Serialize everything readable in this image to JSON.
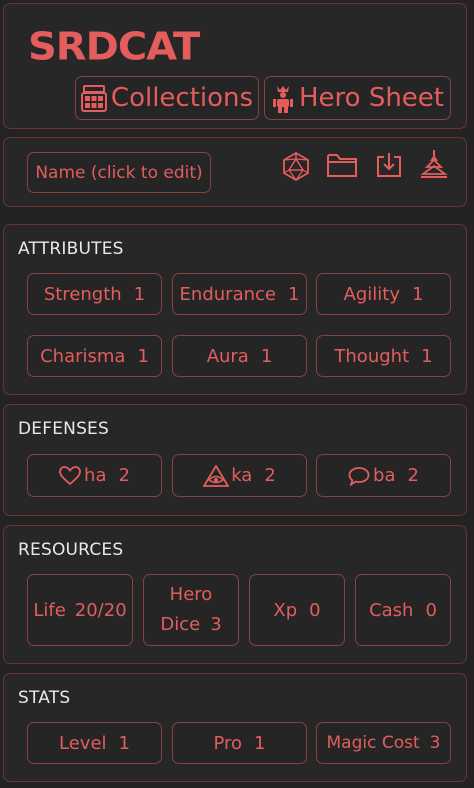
{
  "header": {
    "logo": "SRDCAT",
    "collections_label": "Collections",
    "hero_sheet_label": "Hero Sheet"
  },
  "identity": {
    "name_label": "Name (click to edit)",
    "icons": [
      "d20-icon",
      "folder-icon",
      "download-icon",
      "pagoda-icon"
    ]
  },
  "attributes": {
    "title": "ATTRIBUTES",
    "items": [
      {
        "label": "Strength",
        "value": "1"
      },
      {
        "label": "Endurance",
        "value": "1"
      },
      {
        "label": "Agility",
        "value": "1"
      },
      {
        "label": "Charisma",
        "value": "1"
      },
      {
        "label": "Aura",
        "value": "1"
      },
      {
        "label": "Thought",
        "value": "1"
      }
    ]
  },
  "defenses": {
    "title": "DEFENSES",
    "items": [
      {
        "icon": "heart-icon",
        "label": "ha",
        "value": "2"
      },
      {
        "icon": "eye-triangle-icon",
        "label": "ka",
        "value": "2"
      },
      {
        "icon": "speech-bubble-icon",
        "label": "ba",
        "value": "2"
      }
    ]
  },
  "resources": {
    "title": "RESOURCES",
    "items": [
      {
        "label": "Life",
        "value": "20/20"
      },
      {
        "label_line1": "Hero",
        "label_line2": "Dice",
        "value": "3"
      },
      {
        "label": "Xp",
        "value": "0"
      },
      {
        "label": "Cash",
        "value": "0"
      }
    ]
  },
  "stats": {
    "title": "STATS",
    "items": [
      {
        "label": "Level",
        "value": "1"
      },
      {
        "label": "Pro",
        "value": "1"
      },
      {
        "label": "Magic Cost",
        "value": "3"
      }
    ]
  },
  "colors": {
    "accent": "#e35d5d",
    "background": "#232323",
    "panel_border": "#6a3434",
    "heading_text": "#e8e8e8"
  }
}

WRITTEN TASK:
Quote each entry above verbatim and drop the pictures.

RESULT BELOW:
Serialize everything readable in this image to JSON.
{
  "header": {
    "logo": "SRDCAT",
    "collections_label": "Collections",
    "hero_sheet_label": "Hero Sheet"
  },
  "identity": {
    "name_label": "Name (click to edit)",
    "icons": [
      "d20-icon",
      "folder-icon",
      "download-icon",
      "pagoda-icon"
    ]
  },
  "attributes": {
    "title": "ATTRIBUTES",
    "items": [
      {
        "label": "Strength",
        "value": "1"
      },
      {
        "label": "Endurance",
        "value": "1"
      },
      {
        "label": "Agility",
        "value": "1"
      },
      {
        "label": "Charisma",
        "value": "1"
      },
      {
        "label": "Aura",
        "value": "1"
      },
      {
        "label": "Thought",
        "value": "1"
      }
    ]
  },
  "defenses": {
    "title": "DEFENSES",
    "items": [
      {
        "icon": "heart-icon",
        "label": "ha",
        "value": "2"
      },
      {
        "icon": "eye-triangle-icon",
        "label": "ka",
        "value": "2"
      },
      {
        "icon": "speech-bubble-icon",
        "label": "ba",
        "value": "2"
      }
    ]
  },
  "resources": {
    "title": "RESOURCES",
    "items": [
      {
        "label": "Life",
        "value": "20/20"
      },
      {
        "label_line1": "Hero",
        "label_line2": "Dice",
        "value": "3"
      },
      {
        "label": "Xp",
        "value": "0"
      },
      {
        "label": "Cash",
        "value": "0"
      }
    ]
  },
  "stats": {
    "title": "STATS",
    "items": [
      {
        "label": "Level",
        "value": "1"
      },
      {
        "label": "Pro",
        "value": "1"
      },
      {
        "label": "Magic Cost",
        "value": "3"
      }
    ]
  },
  "colors": {
    "accent": "#e35d5d",
    "background": "#232323",
    "panel_border": "#6a3434",
    "heading_text": "#e8e8e8"
  }
}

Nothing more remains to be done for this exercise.